▶ [GIVEN DATA]

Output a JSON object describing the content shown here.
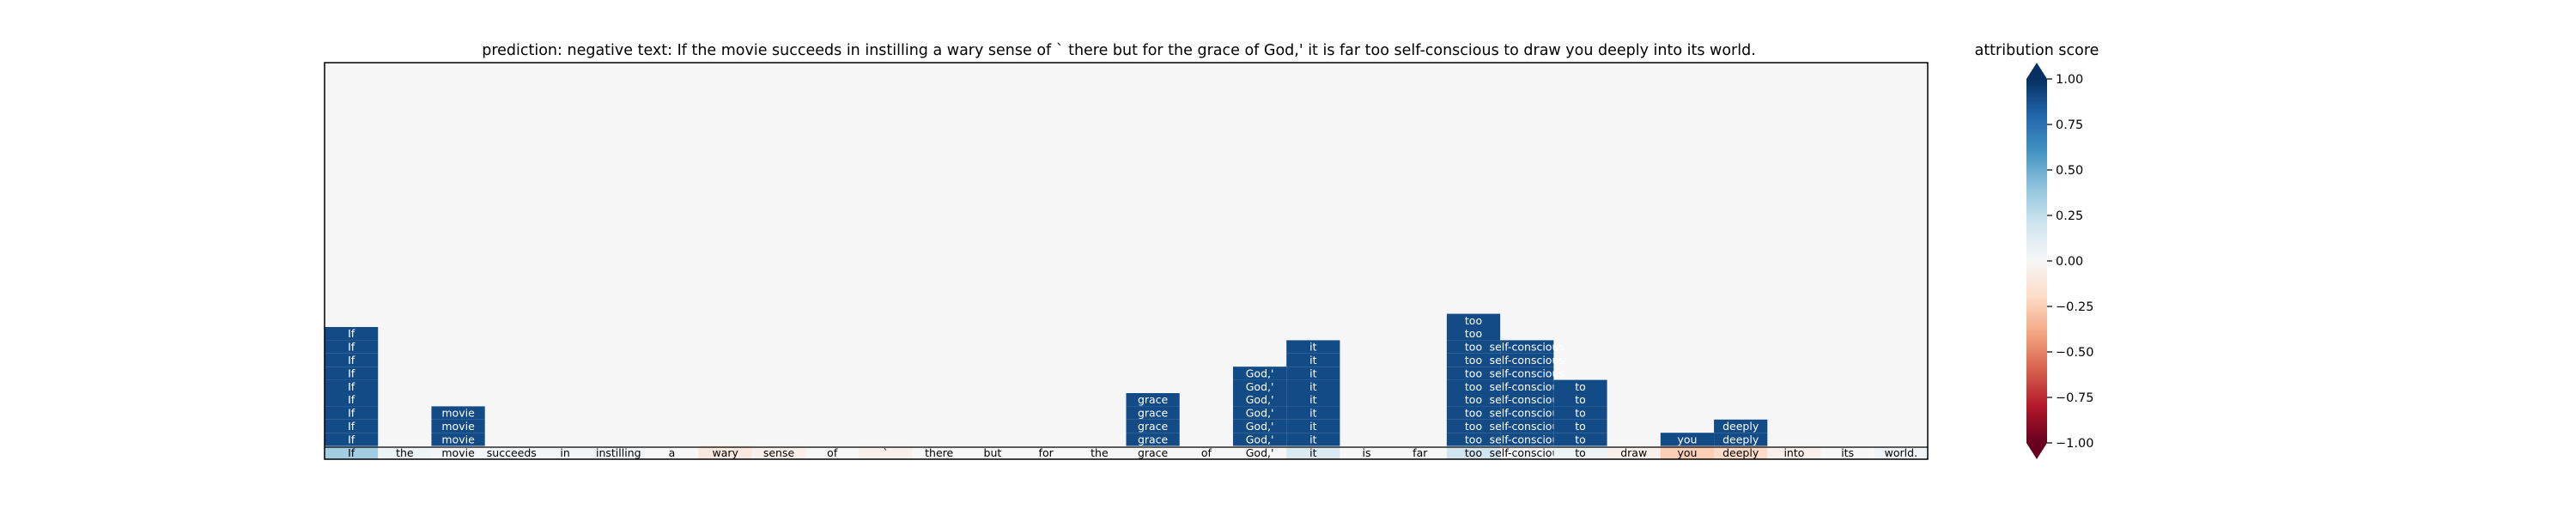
{
  "title": "prediction:  negative     text:  If the movie succeeds in instilling a wary sense of ` there but for the grace of God,' it is far too self-conscious to draw you deeply into its world.",
  "colorbar": {
    "label": "attribution score",
    "ticks": [
      "1.00",
      "0.75",
      "0.50",
      "0.25",
      "0.00",
      "−0.25",
      "−0.50",
      "−0.75",
      "−1.00"
    ],
    "tick_values": [
      1.0,
      0.75,
      0.5,
      0.25,
      0.0,
      -0.25,
      -0.5,
      -0.75,
      -1.0
    ]
  },
  "chart_data": {
    "type": "heatmap",
    "title": "prediction:  negative     text:  If the movie succeeds in instilling a wary sense of ` there but for the grace of God,' it is far too self-conscious to draw you deeply into its world.",
    "prediction": "negative",
    "colorbar_label": "attribution score",
    "vmin": -1.0,
    "vmax": 1.0,
    "colormap": "RdBu",
    "tokens": [
      "If",
      "the",
      "movie",
      "succeeds",
      "in",
      "instilling",
      "a",
      "wary",
      "sense",
      "of",
      "`",
      "there",
      "but",
      "for",
      "the",
      "grace",
      "of",
      "God,'",
      "it",
      "is",
      "far",
      "too",
      "self-conscious",
      "to",
      "draw",
      "you",
      "deeply",
      "into",
      "its",
      "world."
    ],
    "bottom_row_scores": [
      0.35,
      0.05,
      0.02,
      0.02,
      0.02,
      0.03,
      0.0,
      -0.1,
      -0.05,
      0.0,
      -0.05,
      0.0,
      0.0,
      0.0,
      0.0,
      0.0,
      0.0,
      0.0,
      0.15,
      0.0,
      0.0,
      0.2,
      0.02,
      0.05,
      -0.05,
      -0.25,
      -0.2,
      -0.05,
      0.0,
      0.03
    ],
    "stacked_columns": [
      {
        "token_index": 0,
        "label": "If",
        "count": 9
      },
      {
        "token_index": 2,
        "label": "movie",
        "count": 3
      },
      {
        "token_index": 15,
        "label": "grace",
        "count": 4
      },
      {
        "token_index": 17,
        "label": "God,'",
        "count": 6
      },
      {
        "token_index": 18,
        "label": "it",
        "count": 8
      },
      {
        "token_index": 21,
        "label": "too",
        "count": 10
      },
      {
        "token_index": 22,
        "label": "self-conscious",
        "count": 8
      },
      {
        "token_index": 23,
        "label": "to",
        "count": 5
      },
      {
        "token_index": 25,
        "label": "you",
        "count": 1
      },
      {
        "token_index": 26,
        "label": "deeply",
        "count": 2
      }
    ],
    "stacked_score": 0.9,
    "rows_total": 30
  }
}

▶ [YOUR OBJECTIVE]
Take the listing and print it again exactly, but without any pictures.

▶ [THE OUTPUT]
Output a JSON object describing the content shown here.
{
  "title": "prediction:  negative     text:  If the movie succeeds in instilling a wary sense of ` there but for the grace of God,' it is far too self-conscious to draw you deeply into its world.",
  "colorbar": {
    "label": "attribution score",
    "ticks": [
      "1.00",
      "0.75",
      "0.50",
      "0.25",
      "0.00",
      "−0.25",
      "−0.50",
      "−0.75",
      "−1.00"
    ],
    "tick_values": [
      1.0,
      0.75,
      0.5,
      0.25,
      0.0,
      -0.25,
      -0.5,
      -0.75,
      -1.0
    ]
  },
  "chart_data": {
    "type": "heatmap",
    "title": "prediction:  negative     text:  If the movie succeeds in instilling a wary sense of ` there but for the grace of God,' it is far too self-conscious to draw you deeply into its world.",
    "prediction": "negative",
    "colorbar_label": "attribution score",
    "vmin": -1.0,
    "vmax": 1.0,
    "colormap": "RdBu",
    "tokens": [
      "If",
      "the",
      "movie",
      "succeeds",
      "in",
      "instilling",
      "a",
      "wary",
      "sense",
      "of",
      "`",
      "there",
      "but",
      "for",
      "the",
      "grace",
      "of",
      "God,'",
      "it",
      "is",
      "far",
      "too",
      "self-conscious",
      "to",
      "draw",
      "you",
      "deeply",
      "into",
      "its",
      "world."
    ],
    "bottom_row_scores": [
      0.35,
      0.05,
      0.02,
      0.02,
      0.02,
      0.03,
      0.0,
      -0.1,
      -0.05,
      0.0,
      -0.05,
      0.0,
      0.0,
      0.0,
      0.0,
      0.0,
      0.0,
      0.0,
      0.15,
      0.0,
      0.0,
      0.2,
      0.02,
      0.05,
      -0.05,
      -0.25,
      -0.2,
      -0.05,
      0.0,
      0.03
    ],
    "stacked_columns": [
      {
        "token_index": 0,
        "label": "If",
        "count": 9
      },
      {
        "token_index": 2,
        "label": "movie",
        "count": 3
      },
      {
        "token_index": 15,
        "label": "grace",
        "count": 4
      },
      {
        "token_index": 17,
        "label": "God,'",
        "count": 6
      },
      {
        "token_index": 18,
        "label": "it",
        "count": 8
      },
      {
        "token_index": 21,
        "label": "too",
        "count": 10
      },
      {
        "token_index": 22,
        "label": "self-conscious",
        "count": 8
      },
      {
        "token_index": 23,
        "label": "to",
        "count": 5
      },
      {
        "token_index": 25,
        "label": "you",
        "count": 1
      },
      {
        "token_index": 26,
        "label": "deeply",
        "count": 2
      }
    ],
    "stacked_score": 0.9,
    "rows_total": 30
  }
}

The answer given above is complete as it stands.